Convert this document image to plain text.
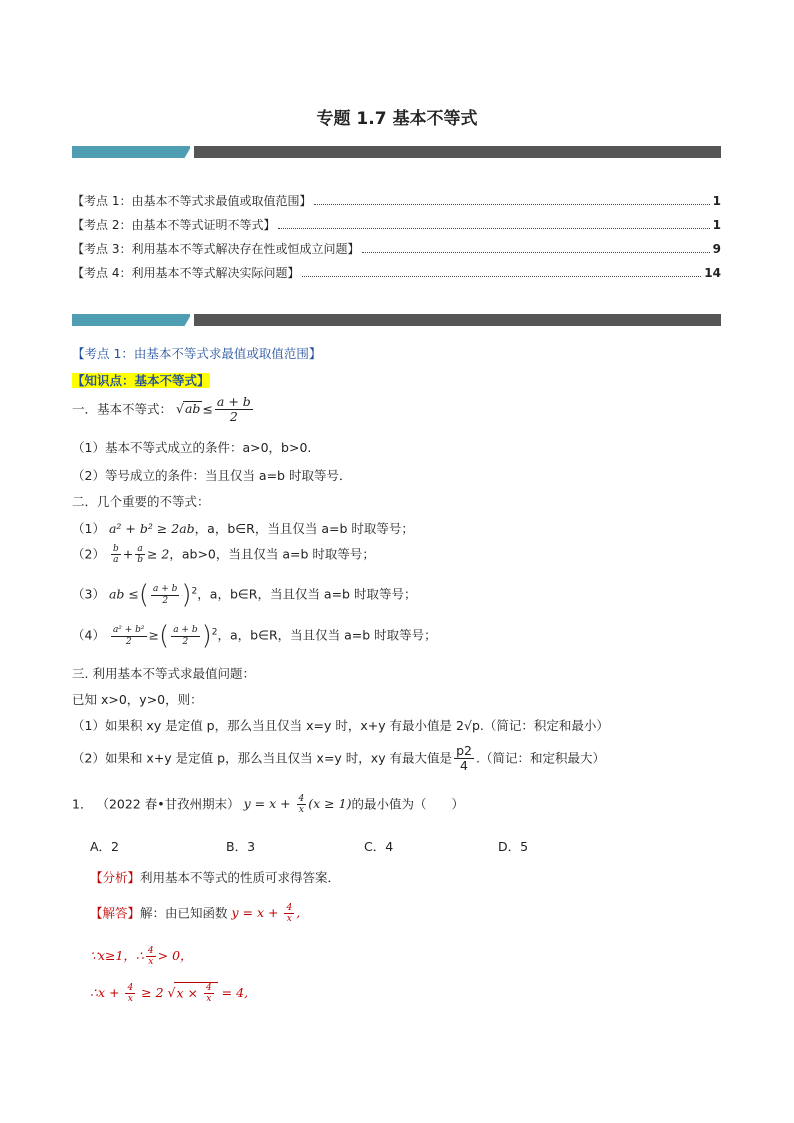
专题 1.7 基本不等式
【考点 1：由基本不等式求最值或取值范围】	1
【考点 2：由基本不等式证明不等式】	1
【考点 3：利用基本不等式解决存在性或恒成立问题】	9
【考点 4：利用基本不等式解决实际问题】	14
【考点 1：由基本不等式求最值或取值范围】
【知识点：基本不等式】
一．基本不等式： $√ab \le \frac{a + b}{2}$
（1）基本不等式成立的条件：a>0，b>0.
（2）等号成立的条件：当且仅当 a=b 时取等号．
二．几个重要的不等式：
（1） a² + b² ≥ 2ab，a，b∈R，当且仅当 a=b 时取等号；
$(2) \frac{b}{a} + \frac{a}{b} \ge 2$，ab>0，当且仅当 a=b 时取等号；
（3） ab ≤( $\frac{a + b}{2} )^2$，a，b∈R，当且仅当 a=b 时取等号；
$(4) \frac{\text{a² + b²}}{2}$ ≥( $\frac{a + b}{2} )^2$，a，b∈R，当且仅当 a=b 时取等号；
三. 利用基本不等式求最值问题：
已知 x>0，y>0，则：
（1）如果积 xy 是定值 p，那么当且仅当 x=y 时，x+y 有最小值是 2√p.（简记：积定和最小）
（2）如果和 x+y 是定值 p，那么当且仅当 x=y 时，xy 有最大值是 $\frac{p2}{4}$ .（简记：和定积最大）
1． （2022 春•甘孜州期末） $y = x + \frac{4}{x} (x \ge 1)$的最小值为（　　）
A．2	B．3	C．4	D．5
【分析】利用基本不等式的性质可求得答案．
【解答】解：由已知函数 $y = x + \frac{4}{x}$ ,
∵x≥1，∴ $\frac{4}{x} > 0$，
∴x + $\frac{4}{x} \ge 2$ $√x \times \frac{4}{x} = 4$,
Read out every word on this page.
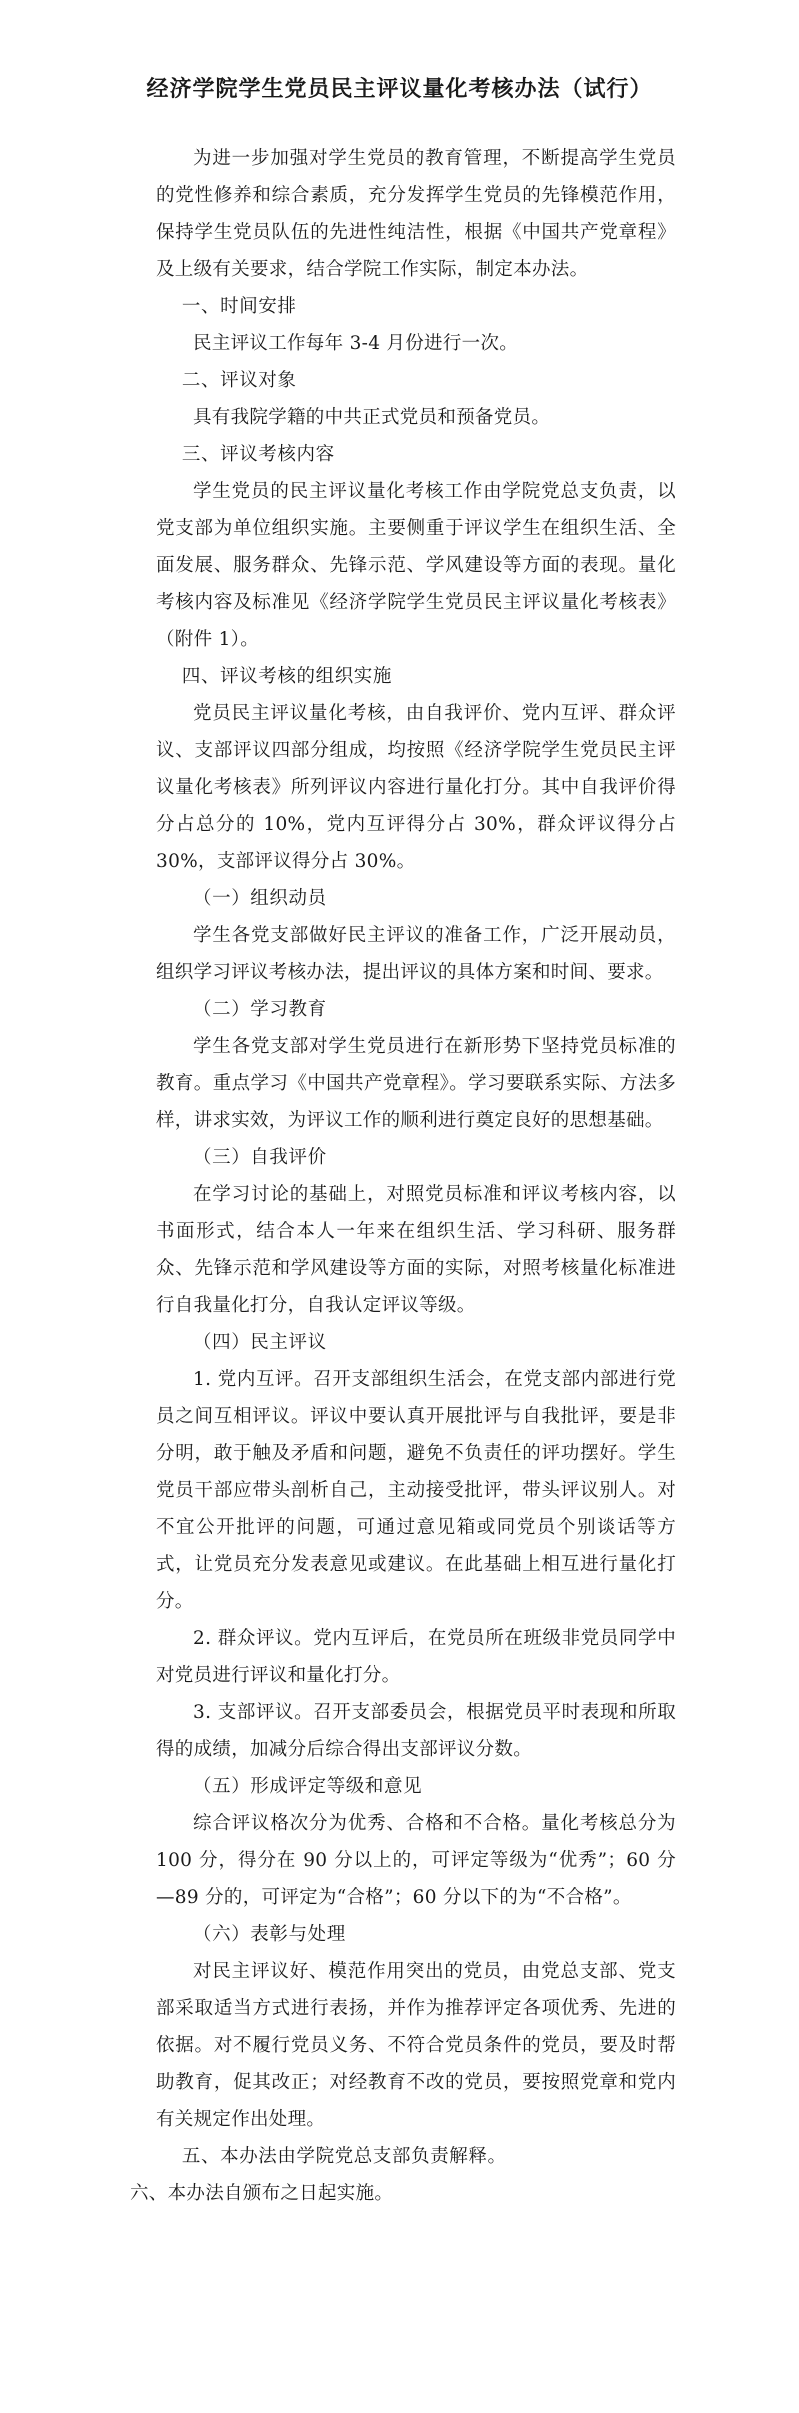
经济学院学生党员民主评议量化考核办法（试行）

为进一步加强对学生党员的教育管理，不断提高学生党员的党性修养和综合素质，充分发挥学生党员的先锋模范作用，保持学生党员队伍的先进性纯洁性，根据《中国共产党章程》及上级有关要求，结合学院工作实际，制定本办法。

一、时间安排

民主评议工作每年 3-4 月份进行一次。

二、评议对象

具有我院学籍的中共正式党员和预备党员。

三、评议考核内容

学生党员的民主评议量化考核工作由学院党总支负责，以党支部为单位组织实施。主要侧重于评议学生在组织生活、全面发展、服务群众、先锋示范、学风建设等方面的表现。量化考核内容及标准见《经济学院学生党员民主评议量化考核表》（附件 1）。

四、评议考核的组织实施

党员民主评议量化考核，由自我评价、党内互评、群众评议、支部评议四部分组成，均按照《经济学院学生党员民主评议量化考核表》所列评议内容进行量化打分。其中自我评价得分占总分的 10%，党内互评得分占 30%，群众评议得分占 30%，支部评议得分占 30%。

（一）组织动员

学生各党支部做好民主评议的准备工作，广泛开展动员，组织学习评议考核办法，提出评议的具体方案和时间、要求。

（二）学习教育

学生各党支部对学生党员进行在新形势下坚持党员标准的教育。重点学习《中国共产党章程》。学习要联系实际、方法多样，讲求实效，为评议工作的顺利进行奠定良好的思想基础。

（三）自我评价

在学习讨论的基础上，对照党员标准和评议考核内容，以书面形式，结合本人一年来在组织生活、学习科研、服务群众、先锋示范和学风建设等方面的实际，对照考核量化标准进行自我量化打分，自我认定评议等级。

（四）民主评议

1. 党内互评。召开支部组织生活会，在党支部内部进行党员之间互相评议。评议中要认真开展批评与自我批评，要是非分明，敢于触及矛盾和问题，避免不负责任的评功摆好。学生党员干部应带头剖析自己，主动接受批评，带头评议别人。对不宜公开批评的问题，可通过意见箱或同党员个别谈话等方式，让党员充分发表意见或建议。在此基础上相互进行量化打分。

2. 群众评议。党内互评后，在党员所在班级非党员同学中对党员进行评议和量化打分。

3. 支部评议。召开支部委员会，根据党员平时表现和所取得的成绩，加减分后综合得出支部评议分数。

（五）形成评定等级和意见

综合评议格次分为优秀、合格和不合格。量化考核总分为 100 分，得分在 90 分以上的，可评定等级为“优秀”；60 分—89 分的，可评定为“合格”；60 分以下的为“不合格”。

（六）表彰与处理

对民主评议好、模范作用突出的党员，由党总支部、党支部采取适当方式进行表扬，并作为推荐评定各项优秀、先进的依据。对不履行党员义务、不符合党员条件的党员，要及时帮助教育，促其改正；对经教育不改的党员，要按照党章和党内有关规定作出处理。

五、本办法由学院党总支部负责解释。

六、本办法自颁布之日起实施。
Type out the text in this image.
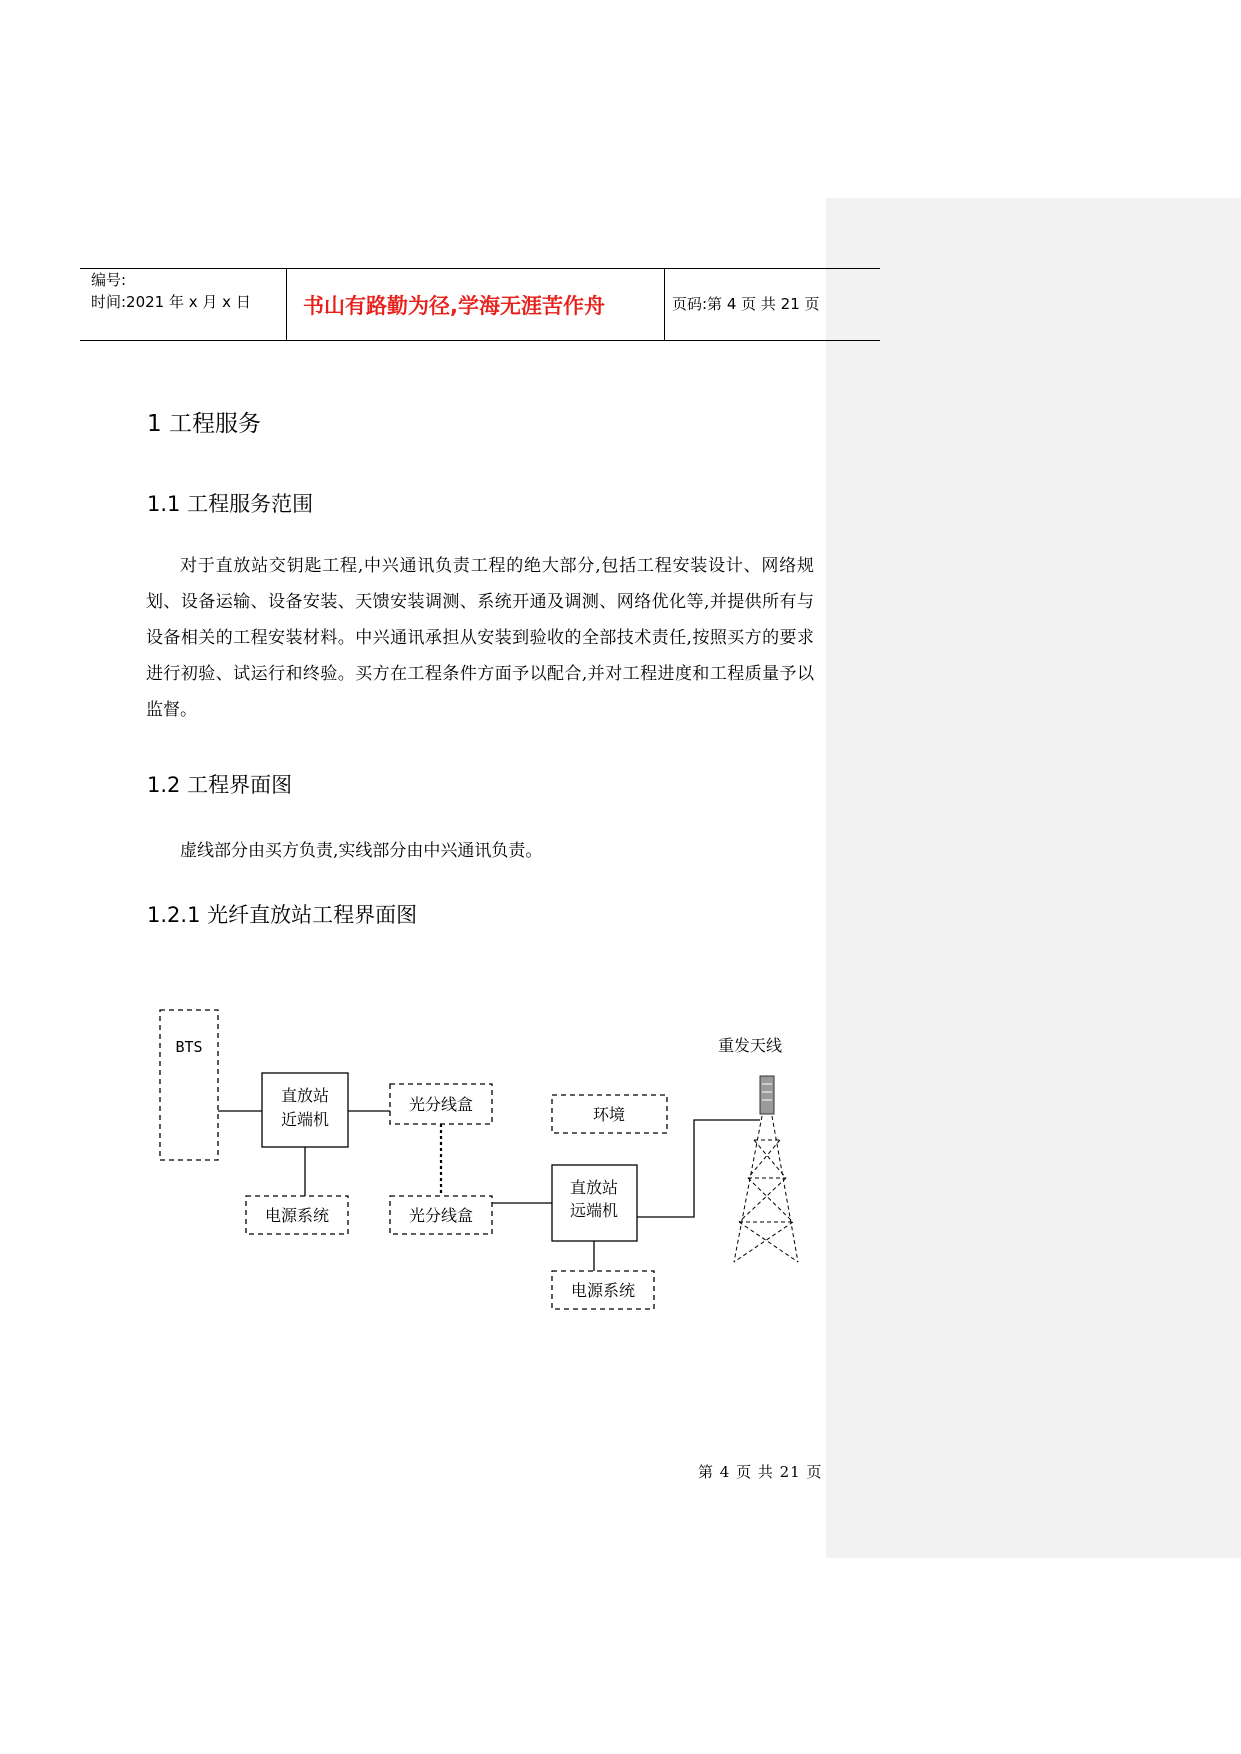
编号:
时间:2021 年 x 月 x 日 书山有路勤为径,学海无涯苦作舟	页码:第 4 页 共 21 页
1 工程服务
1.1 工程服务范围

对于直放站交钥匙工程,中兴通讯负责工程的绝大部分,包括工程安装设计、网络规划、设备运输、设备安装、天馈安装调测、系统开通及调测、网络优化等,并提供所有与设备相关的工程安装材料。中兴通讯承担从安装到验收的全部技术责任,按照买方的要求进行初验、试运行和终验。买方在工程条件方面予以配合,并对工程进度和工程质量予以监督。

1.2 工程界面图
虚线部分由买方负责,实线部分由中兴通讯负责。
1.2.1 光纤直放站工程界面图
BTS
直放站
近端机
光分线盒
环境
重发天线
电源系统	光分线盒
直放站
远端机
电源系统
第 4 页 共 21 页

☆ ☆ ☆

SET PROBLEM >> Transcribe the complete set of entries verbatim. No pictures belong in the copy.

ANSWER BELOW >>
Convert this document image to plain text.
专题 1.7 基本不等式
【考点 1：由基本不等式求最值或取值范围】	1
【考点 2：由基本不等式证明不等式】	1
【考点 3：利用基本不等式解决存在性或恒成立问题】	9
【考点 4：利用基本不等式解决实际问题】	14
【考点 1：由基本不等式求最值或取值范围】
【知识点：基本不等式】
一．基本不等式： $√ab \le \frac{a + b}{2}$
（1）基本不等式成立的条件：a>0，b>0.
（2）等号成立的条件：当且仅当 a=b 时取等号．
二．几个重要的不等式：
（1） a² + b² ≥ 2ab，a，b∈R，当且仅当 a=b 时取等号；
$(2) \frac{b}{a} + \frac{a}{b} \ge 2$，ab>0，当且仅当 a=b 时取等号；
（3） ab ≤( $\frac{a + b}{2} )^2$，a，b∈R，当且仅当 a=b 时取等号；
$(4) \frac{\text{a² + b²}}{2}$ ≥( $\frac{a + b}{2} )^2$，a，b∈R，当且仅当 a=b 时取等号；
三. 利用基本不等式求最值问题：
已知 x>0，y>0，则：
（1）如果积 xy 是定值 p，那么当且仅当 x=y 时，x+y 有最小值是 2√p.（简记：积定和最小）
（2）如果和 x+y 是定值 p，那么当且仅当 x=y 时，xy 有最大值是 $\frac{p2}{4}$ .（简记：和定积最大）
1． （2022 春•甘孜州期末） $y = x + \frac{4}{x} (x \ge 1)$的最小值为（　　）
A．2	B．3	C．4	D．5
【分析】利用基本不等式的性质可求得答案．
【解答】解：由已知函数 $y = x + \frac{4}{x}$ ,
∵x≥1，∴ $\frac{4}{x} > 0$，
∴x + $\frac{4}{x} \ge 2$ $√x \times \frac{4}{x} = 4$,
Read out every word on this page.
经济学院学生党员民主评议量化考核办法（试行）

为进一步加强对学生党员的教育管理，不断提高学生党员的党性修养和综合素质，充分发挥学生党员的先锋模范作用，保持学生党员队伍的先进性纯洁性，根据《中国共产党章程》及上级有关要求，结合学院工作实际，制定本办法。

一、时间安排

民主评议工作每年 3-4 月份进行一次。

二、评议对象

具有我院学籍的中共正式党员和预备党员。

三、评议考核内容

学生党员的民主评议量化考核工作由学院党总支负责，以党支部为单位组织实施。主要侧重于评议学生在组织生活、全面发展、服务群众、先锋示范、学风建设等方面的表现。量化考核内容及标准见《经济学院学生党员民主评议量化考核表》（附件 1）。

四、评议考核的组织实施

党员民主评议量化考核，由自我评价、党内互评、群众评议、支部评议四部分组成，均按照《经济学院学生党员民主评议量化考核表》所列评议内容进行量化打分。其中自我评价得分占总分的 10%，党内互评得分占 30%，群众评议得分占 30%，支部评议得分占 30%。

（一）组织动员

学生各党支部做好民主评议的准备工作，广泛开展动员，组织学习评议考核办法，提出评议的具体方案和时间、要求。

（二）学习教育

学生各党支部对学生党员进行在新形势下坚持党员标准的教育。重点学习《中国共产党章程》。学习要联系实际、方法多样，讲求实效，为评议工作的顺利进行奠定良好的思想基础。

（三）自我评价

在学习讨论的基础上，对照党员标准和评议考核内容，以书面形式，结合本人一年来在组织生活、学习科研、服务群众、先锋示范和学风建设等方面的实际，对照考核量化标准进行自我量化打分，自我认定评议等级。

（四）民主评议

1. 党内互评。召开支部组织生活会，在党支部内部进行党员之间互相评议。评议中要认真开展批评与自我批评，要是非分明，敢于触及矛盾和问题，避免不负责任的评功摆好。学生党员干部应带头剖析自己，主动接受批评，带头评议别人。对不宜公开批评的问题，可通过意见箱或同党员个别谈话等方式，让党员充分发表意见或建议。在此基础上相互进行量化打分。

2. 群众评议。党内互评后，在党员所在班级非党员同学中对党员进行评议和量化打分。

3. 支部评议。召开支部委员会，根据党员平时表现和所取得的成绩，加减分后综合得出支部评议分数。

（五）形成评定等级和意见

综合评议格次分为优秀、合格和不合格。量化考核总分为 100 分，得分在 90 分以上的，可评定等级为“优秀”；60 分—89 分的，可评定为“合格”；60 分以下的为“不合格”。

（六）表彰与处理

对民主评议好、模范作用突出的党员，由党总支部、党支部采取适当方式进行表扬，并作为推荐评定各项优秀、先进的依据。对不履行党员义务、不符合党员条件的党员，要及时帮助教育，促其改正；对经教育不改的党员，要按照党章和党内有关规定作出处理。

五、本办法由学院党总支部负责解释。

六、本办法自颁布之日起实施。
Type out the text in this image.
编号:
时间:2021 年 x 月 x 日 书山有路勤为径,学海无涯苦作舟	页码:第 4 页 共 21 页
1 工程服务
1.1 工程服务范围

对于直放站交钥匙工程,中兴通讯负责工程的绝大部分,包括工程安装设计、网络规划、设备运输、设备安装、天馈安装调测、系统开通及调测、网络优化等,并提供所有与设备相关的工程安装材料。中兴通讯承担从安装到验收的全部技术责任,按照买方的要求进行初验、试运行和终验。买方在工程条件方面予以配合,并对工程进度和工程质量予以监督。

1.2 工程界面图
虚线部分由买方负责,实线部分由中兴通讯负责。
1.2.1 光纤直放站工程界面图
BTS
直放站
近端机
光分线盒
环境
重发天线
电源系统	光分线盒
直放站
远端机
电源系统
第 4 页 共 21 页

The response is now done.